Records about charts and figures
═══

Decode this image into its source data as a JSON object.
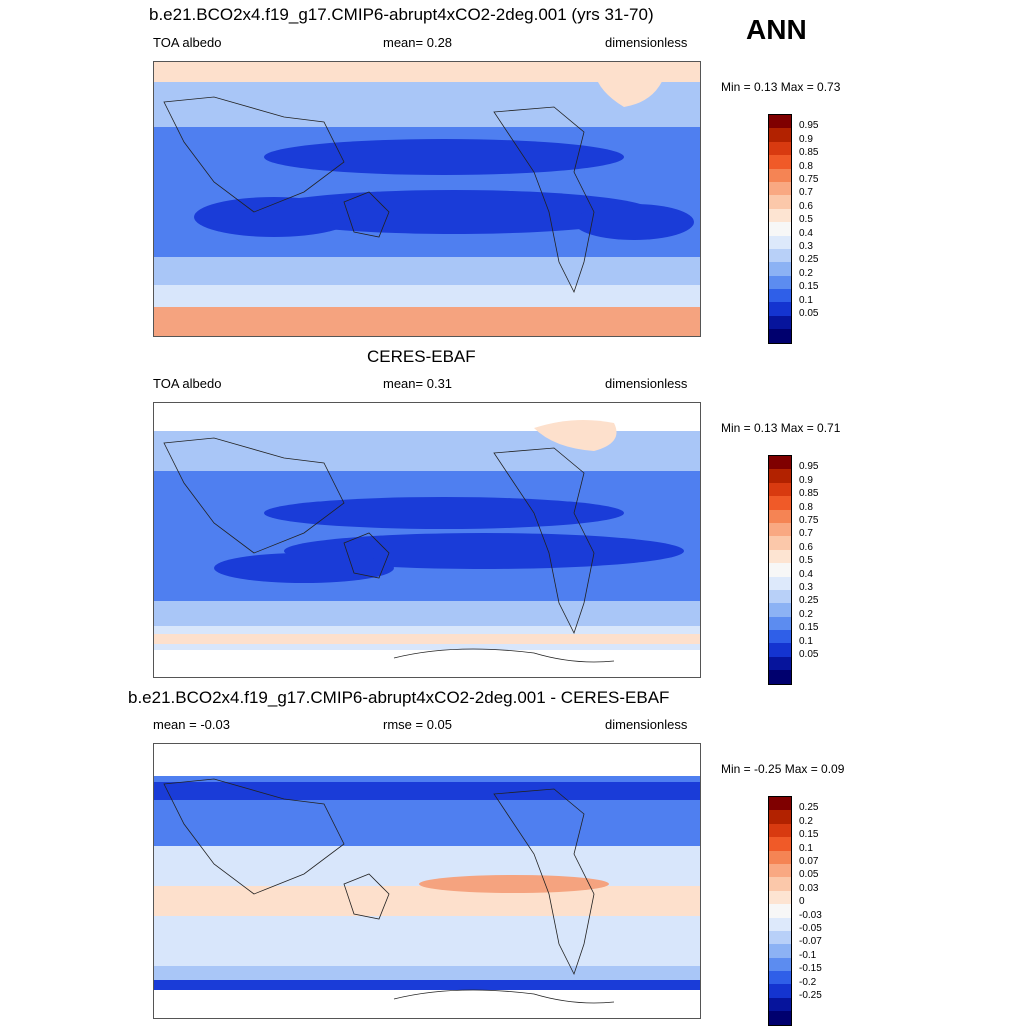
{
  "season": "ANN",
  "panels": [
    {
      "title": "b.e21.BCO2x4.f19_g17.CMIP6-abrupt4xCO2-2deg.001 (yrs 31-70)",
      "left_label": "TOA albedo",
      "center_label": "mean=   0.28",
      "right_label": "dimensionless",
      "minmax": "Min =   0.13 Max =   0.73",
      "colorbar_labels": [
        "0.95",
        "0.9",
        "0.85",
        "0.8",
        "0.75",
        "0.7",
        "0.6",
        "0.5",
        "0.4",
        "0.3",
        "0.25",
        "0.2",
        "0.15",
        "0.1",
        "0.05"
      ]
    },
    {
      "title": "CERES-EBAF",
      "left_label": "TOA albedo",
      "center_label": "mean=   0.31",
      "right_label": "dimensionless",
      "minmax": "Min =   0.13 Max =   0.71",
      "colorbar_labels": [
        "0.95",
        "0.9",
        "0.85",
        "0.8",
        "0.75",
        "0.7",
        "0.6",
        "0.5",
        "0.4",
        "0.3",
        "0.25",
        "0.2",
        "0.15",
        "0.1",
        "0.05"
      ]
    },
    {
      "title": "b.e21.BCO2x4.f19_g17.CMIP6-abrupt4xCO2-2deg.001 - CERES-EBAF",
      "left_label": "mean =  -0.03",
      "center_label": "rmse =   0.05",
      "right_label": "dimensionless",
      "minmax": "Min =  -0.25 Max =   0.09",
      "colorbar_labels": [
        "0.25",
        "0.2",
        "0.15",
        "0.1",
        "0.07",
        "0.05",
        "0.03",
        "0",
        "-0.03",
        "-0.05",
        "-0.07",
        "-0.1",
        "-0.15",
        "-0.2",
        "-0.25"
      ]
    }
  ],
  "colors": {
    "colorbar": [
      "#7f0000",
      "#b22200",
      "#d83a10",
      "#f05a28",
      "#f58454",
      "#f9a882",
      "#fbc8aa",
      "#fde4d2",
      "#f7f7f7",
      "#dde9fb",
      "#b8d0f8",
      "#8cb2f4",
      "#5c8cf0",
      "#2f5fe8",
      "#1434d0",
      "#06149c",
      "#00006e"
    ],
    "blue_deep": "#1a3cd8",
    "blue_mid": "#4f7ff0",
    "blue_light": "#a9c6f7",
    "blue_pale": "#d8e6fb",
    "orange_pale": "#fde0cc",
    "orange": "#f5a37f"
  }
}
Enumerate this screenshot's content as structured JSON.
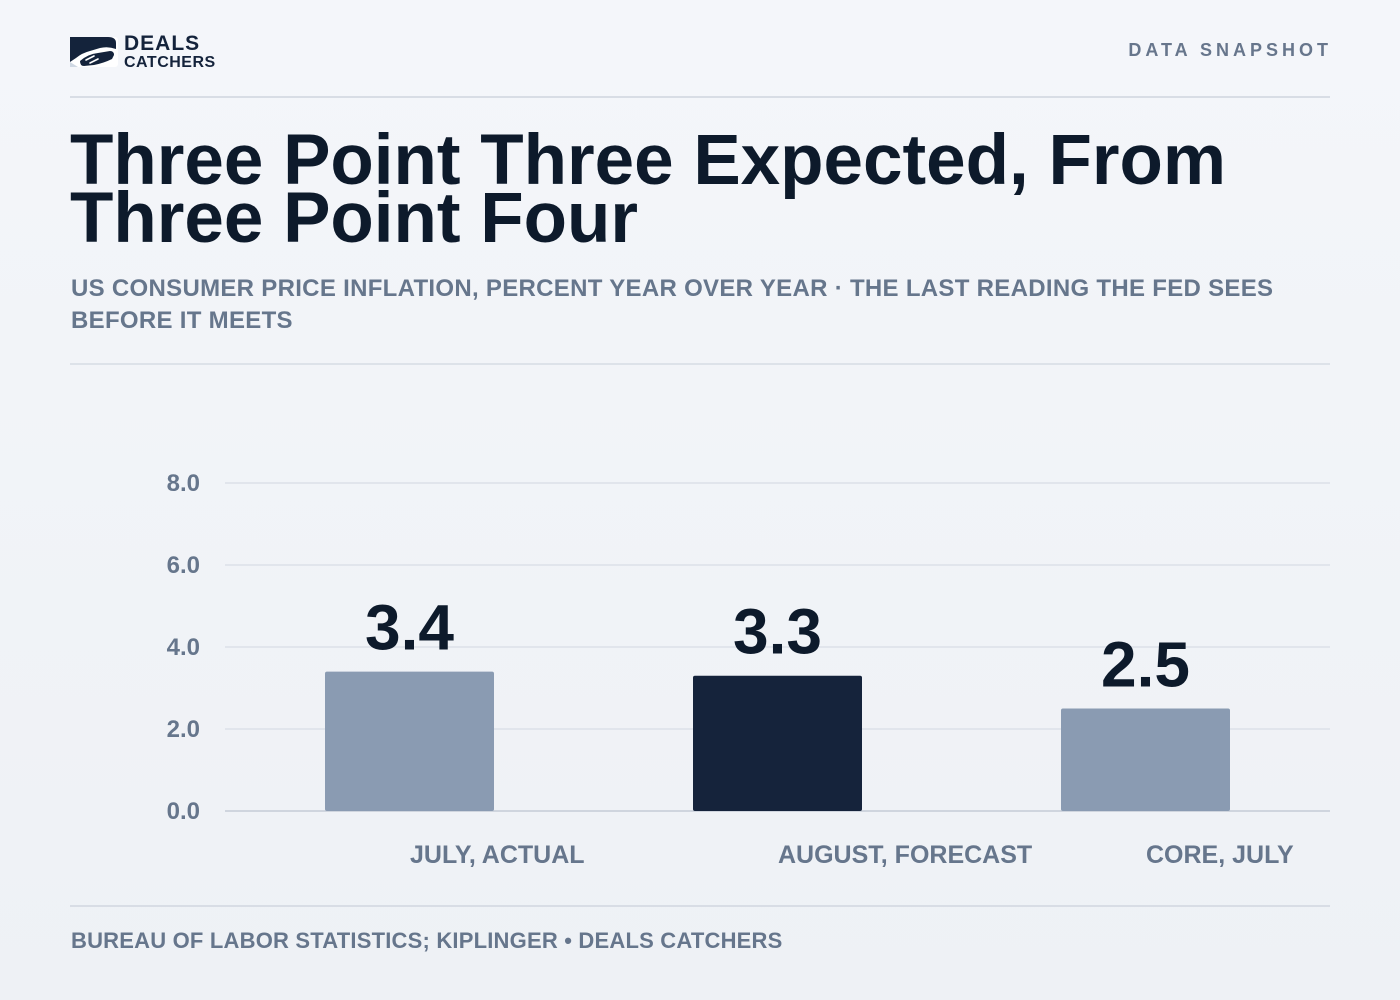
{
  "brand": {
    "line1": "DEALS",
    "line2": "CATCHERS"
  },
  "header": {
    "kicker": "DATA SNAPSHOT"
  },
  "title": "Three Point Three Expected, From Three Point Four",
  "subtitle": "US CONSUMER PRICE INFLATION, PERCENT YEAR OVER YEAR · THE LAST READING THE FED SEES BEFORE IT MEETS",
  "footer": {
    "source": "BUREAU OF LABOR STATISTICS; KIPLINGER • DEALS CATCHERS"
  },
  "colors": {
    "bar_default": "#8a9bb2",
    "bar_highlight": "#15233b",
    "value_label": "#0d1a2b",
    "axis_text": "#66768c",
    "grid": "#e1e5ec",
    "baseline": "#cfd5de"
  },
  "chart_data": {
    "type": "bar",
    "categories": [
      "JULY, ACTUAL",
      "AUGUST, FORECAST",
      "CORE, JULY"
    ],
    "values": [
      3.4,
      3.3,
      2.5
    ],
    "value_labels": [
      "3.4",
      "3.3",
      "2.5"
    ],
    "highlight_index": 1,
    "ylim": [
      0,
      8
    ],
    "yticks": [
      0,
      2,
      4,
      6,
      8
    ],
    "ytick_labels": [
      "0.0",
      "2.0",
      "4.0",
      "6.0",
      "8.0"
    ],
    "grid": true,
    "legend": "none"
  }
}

═══

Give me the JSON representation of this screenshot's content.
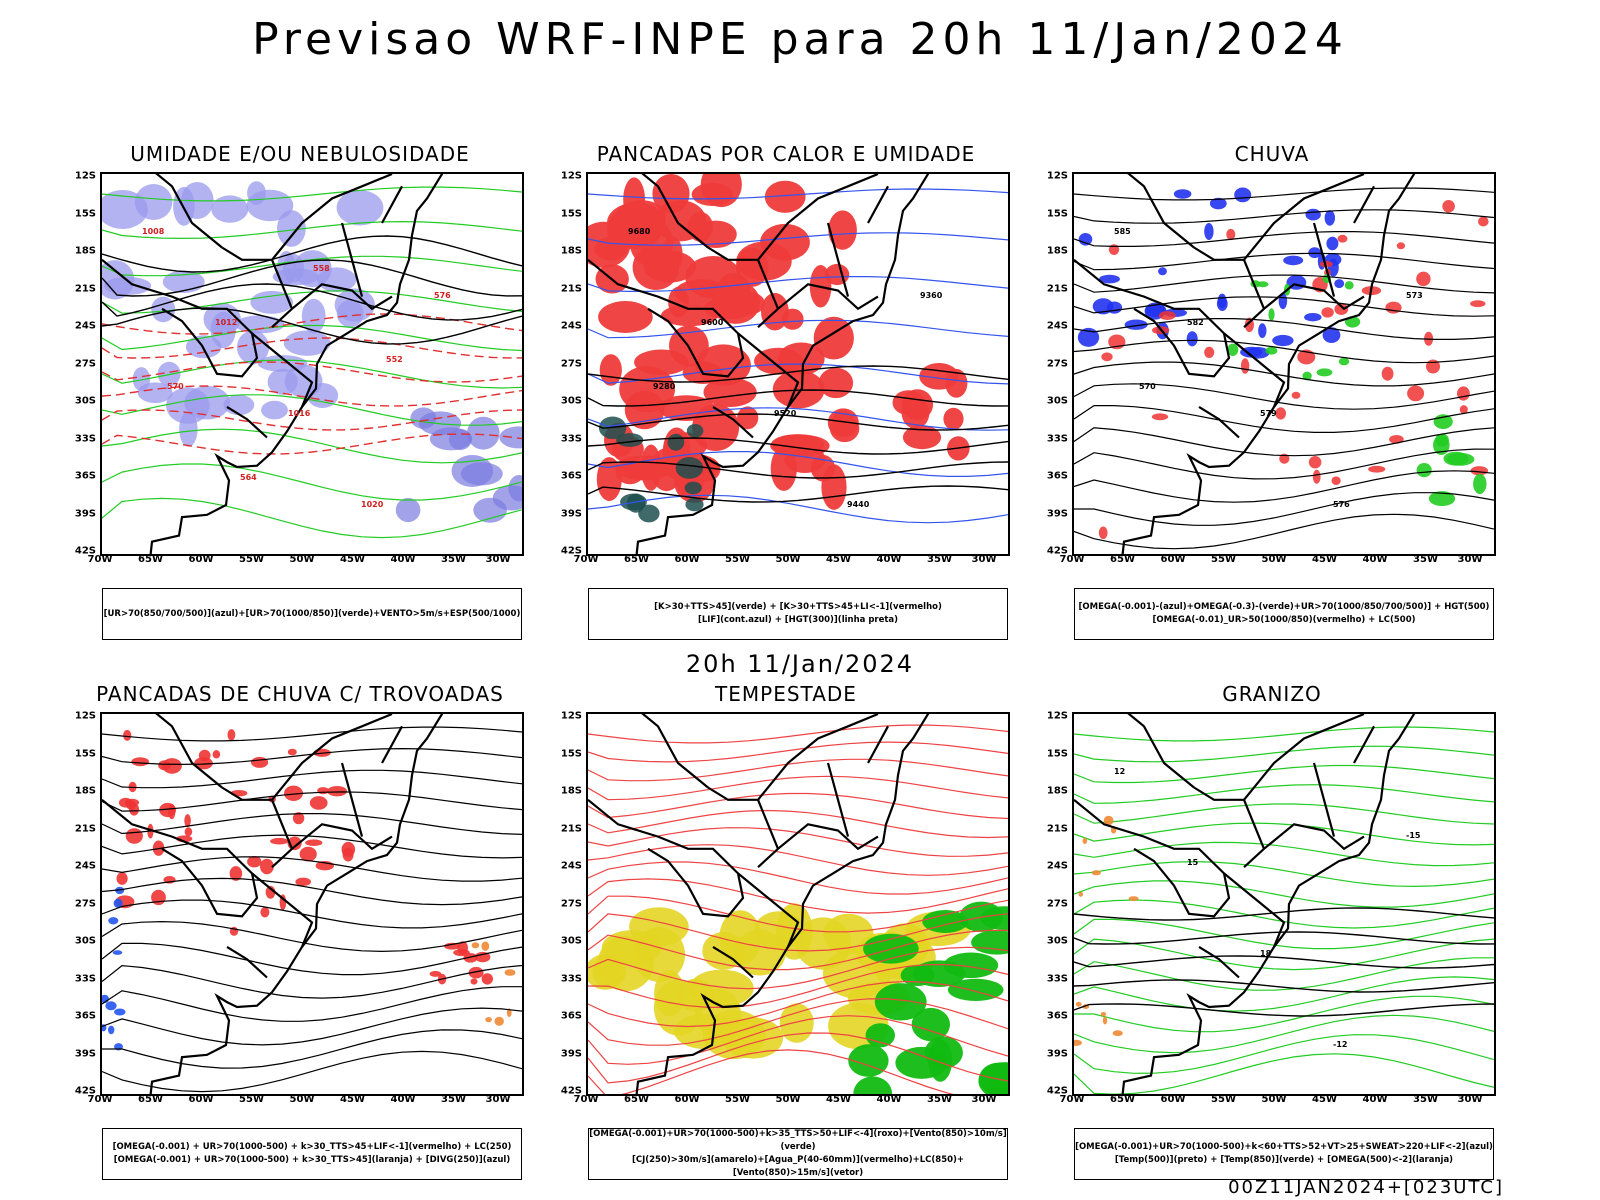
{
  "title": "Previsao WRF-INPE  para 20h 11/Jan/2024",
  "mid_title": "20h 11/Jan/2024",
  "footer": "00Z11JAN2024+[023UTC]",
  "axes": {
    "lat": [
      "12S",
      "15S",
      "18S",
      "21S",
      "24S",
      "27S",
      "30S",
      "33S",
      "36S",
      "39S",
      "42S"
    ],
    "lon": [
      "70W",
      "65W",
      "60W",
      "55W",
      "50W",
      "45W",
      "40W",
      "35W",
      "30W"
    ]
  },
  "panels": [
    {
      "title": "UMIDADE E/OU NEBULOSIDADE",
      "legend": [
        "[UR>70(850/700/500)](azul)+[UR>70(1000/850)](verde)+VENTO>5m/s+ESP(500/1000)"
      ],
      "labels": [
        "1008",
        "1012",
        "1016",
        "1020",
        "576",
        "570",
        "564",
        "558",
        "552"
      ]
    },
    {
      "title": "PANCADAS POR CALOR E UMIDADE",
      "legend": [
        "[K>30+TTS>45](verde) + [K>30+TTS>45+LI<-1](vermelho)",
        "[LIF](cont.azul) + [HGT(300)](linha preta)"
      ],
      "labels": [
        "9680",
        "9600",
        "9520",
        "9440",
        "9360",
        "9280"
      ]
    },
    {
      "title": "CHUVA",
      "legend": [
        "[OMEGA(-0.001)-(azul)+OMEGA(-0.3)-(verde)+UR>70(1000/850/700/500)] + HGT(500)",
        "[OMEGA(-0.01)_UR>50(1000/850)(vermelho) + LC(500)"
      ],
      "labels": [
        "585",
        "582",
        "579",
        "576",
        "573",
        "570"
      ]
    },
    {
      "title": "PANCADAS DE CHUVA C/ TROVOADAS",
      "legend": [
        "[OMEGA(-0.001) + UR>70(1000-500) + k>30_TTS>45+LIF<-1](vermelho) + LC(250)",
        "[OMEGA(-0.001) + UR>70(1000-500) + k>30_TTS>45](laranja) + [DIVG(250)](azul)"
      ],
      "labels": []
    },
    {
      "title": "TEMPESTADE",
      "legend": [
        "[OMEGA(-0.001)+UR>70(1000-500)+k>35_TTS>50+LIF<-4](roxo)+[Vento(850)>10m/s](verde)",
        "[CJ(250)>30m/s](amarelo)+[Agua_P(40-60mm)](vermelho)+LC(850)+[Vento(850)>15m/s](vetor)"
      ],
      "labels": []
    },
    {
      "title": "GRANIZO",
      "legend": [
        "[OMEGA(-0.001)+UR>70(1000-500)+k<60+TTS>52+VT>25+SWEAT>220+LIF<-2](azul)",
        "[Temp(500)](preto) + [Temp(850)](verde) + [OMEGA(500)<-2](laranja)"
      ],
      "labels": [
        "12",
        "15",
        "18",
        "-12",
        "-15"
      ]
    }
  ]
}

═══

# Written problem
Pull out each line holding the string "source".

# Output below
Decode this image into its source data as a JSON object.
    "source": "BUREAU OF LABOR STATISTICS; KIPLINGER • DEALS CATCHERS"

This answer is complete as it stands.